*Work required*
Reproduce all the lines below exactly and omit the images.

--- Start of Provided records ---

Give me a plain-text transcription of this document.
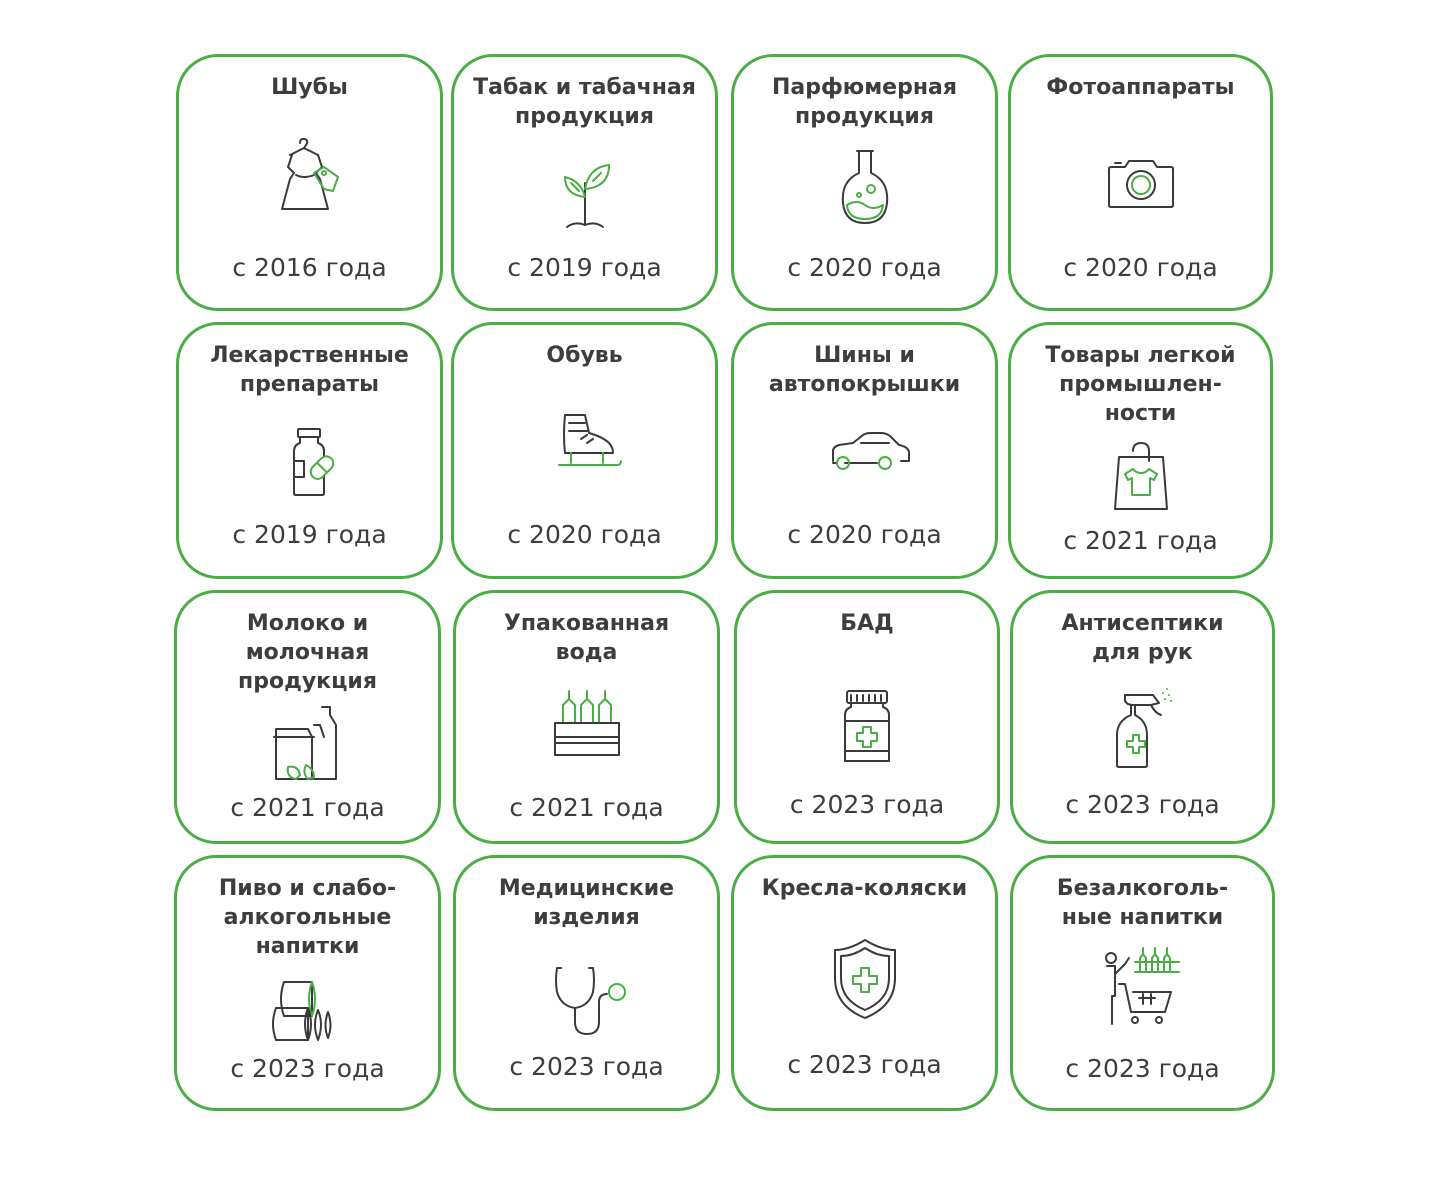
Шубы
с 2016 года
Табак и табачная
продукция
с 2019 года
Парфюмерная
продукция
с 2020 года
Фотоаппараты
с 2020 года
Лекарственные
препараты
с 2019 года
Обувь
с 2020 года
Шины и
автопокрышки
с 2020 года
Товары легкой
промышлен-
ности
с 2021 года
Молоко и
молочная
продукция
с 2021 года
Упакованная
вода
с 2021 года
БАД
с 2023 года
Антисептики
для рук
с 2023 года
Пиво и слабо-
алкогольные
напитки
с 2023 года
Медицинские
изделия
с 2023 года
Кресла-коляски
с 2023 года
Безалкоголь-
ные напитки
с 2023 года
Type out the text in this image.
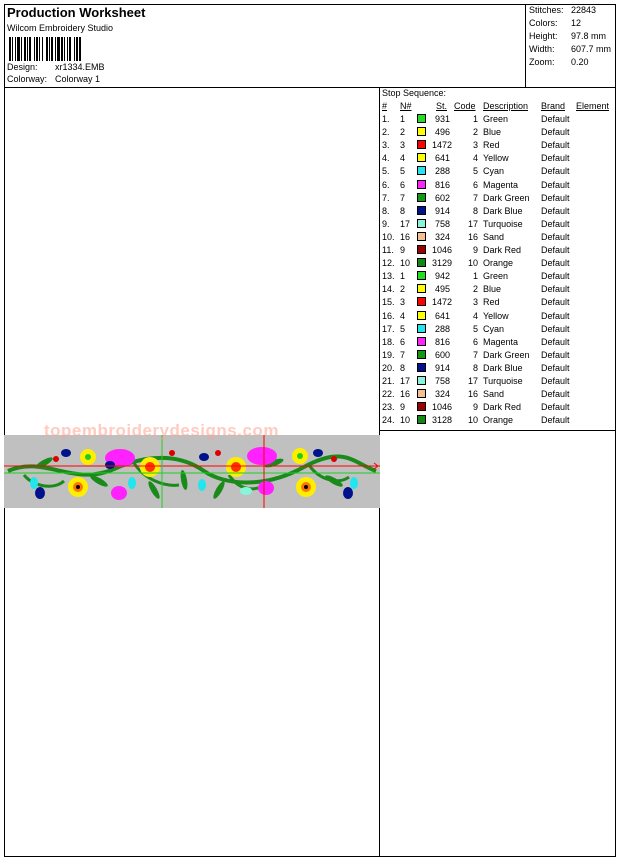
Production Worksheet
Wilcom Embroidery Studio
Design: xr1334.EMB
Colorway: Colorway 1
Stitches: 22843
Colors: 12
Height: 97.8 mm
Width: 607.7 mm
Zoom: 0.20
topembroiderydesigns.com
Stop Sequence:
# N#	St. Code Description Brand Element
1. 1	931	1 Green	Default
2. 2	496	2 Blue	Default
3. 3	1472	3 Red	Default
4. 4	641	4 Yellow	Default
5. 5	288	5 Cyan	Default
6. 6	816	6 Magenta	Default
7. 7	602	7 Dark Green Default
8. 8	914	8 Dark Blue Default
9. 17	758	17 Turquoise Default
10. 16	324	16 Sand	Default
11. 9	1046	9 Dark Red Default
12. 10 3129	10 Orange	Default
13. 1	942	1 Green	Default
14. 2	495	2 Blue	Default
15. 3	1472	3 Red	Default
16. 4	641	4 Yellow	Default
17. 5	288	5 Cyan	Default
18. 6	816	6 Magenta	Default
19. 7	600	7 Dark Green Default
20. 8	914	8 Dark Blue Default
21. 17	758	17 Turquoise Default
22. 16	324	16 Sand	Default
23. 9	1046	9 Dark Red Default
24. 10 3128	10 Orange	Default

--- End of Provided records ---

*Reply*
Give me a plain-text transcription of this document.
Шубы
с 2016 года
Табак и табачная
продукция
с 2019 года
Парфюмерная
продукция
с 2020 года
Фотоаппараты
с 2020 года
Лекарственные
препараты
с 2019 года
Обувь
с 2020 года
Шины и
автопокрышки
с 2020 года
Товары легкой
промышлен-
ности
с 2021 года
Молоко и
молочная
продукция
с 2021 года
Упакованная
вода
с 2021 года
БАД
с 2023 года
Антисептики
для рук
с 2023 года
Пиво и слабо-
алкогольные
напитки
с 2023 года
Медицинские
изделия
с 2023 года
Кресла-коляски
с 2023 года
Безалкоголь-
ные напитки
с 2023 года
Type out the text in this image.
Production Worksheet
Wilcom Embroidery Studio
Design: xr1334.EMB
Colorway: Colorway 1
Stitches: 22843
Colors: 12
Height: 97.8 mm
Width: 607.7 mm
Zoom: 0.20
topembroiderydesigns.com
Stop Sequence:
# N#	St. Code Description Brand Element
1. 1	931	1 Green	Default
2. 2	496	2 Blue	Default
3. 3	1472	3 Red	Default
4. 4	641	4 Yellow	Default
5. 5	288	5 Cyan	Default
6. 6	816	6 Magenta	Default
7. 7	602	7 Dark Green Default
8. 8	914	8 Dark Blue Default
9. 17	758	17 Turquoise Default
10. 16	324	16 Sand	Default
11. 9	1046	9 Dark Red Default
12. 10 3129	10 Orange	Default
13. 1	942	1 Green	Default
14. 2	495	2 Blue	Default
15. 3	1472	3 Red	Default
16. 4	641	4 Yellow	Default
17. 5	288	5 Cyan	Default
18. 6	816	6 Magenta	Default
19. 7	600	7 Dark Green Default
20. 8	914	8 Dark Blue Default
21. 17	758	17 Turquoise Default
22. 16	324	16 Sand	Default
23. 9	1046	9 Dark Red Default
24. 10 3128	10 Orange	Default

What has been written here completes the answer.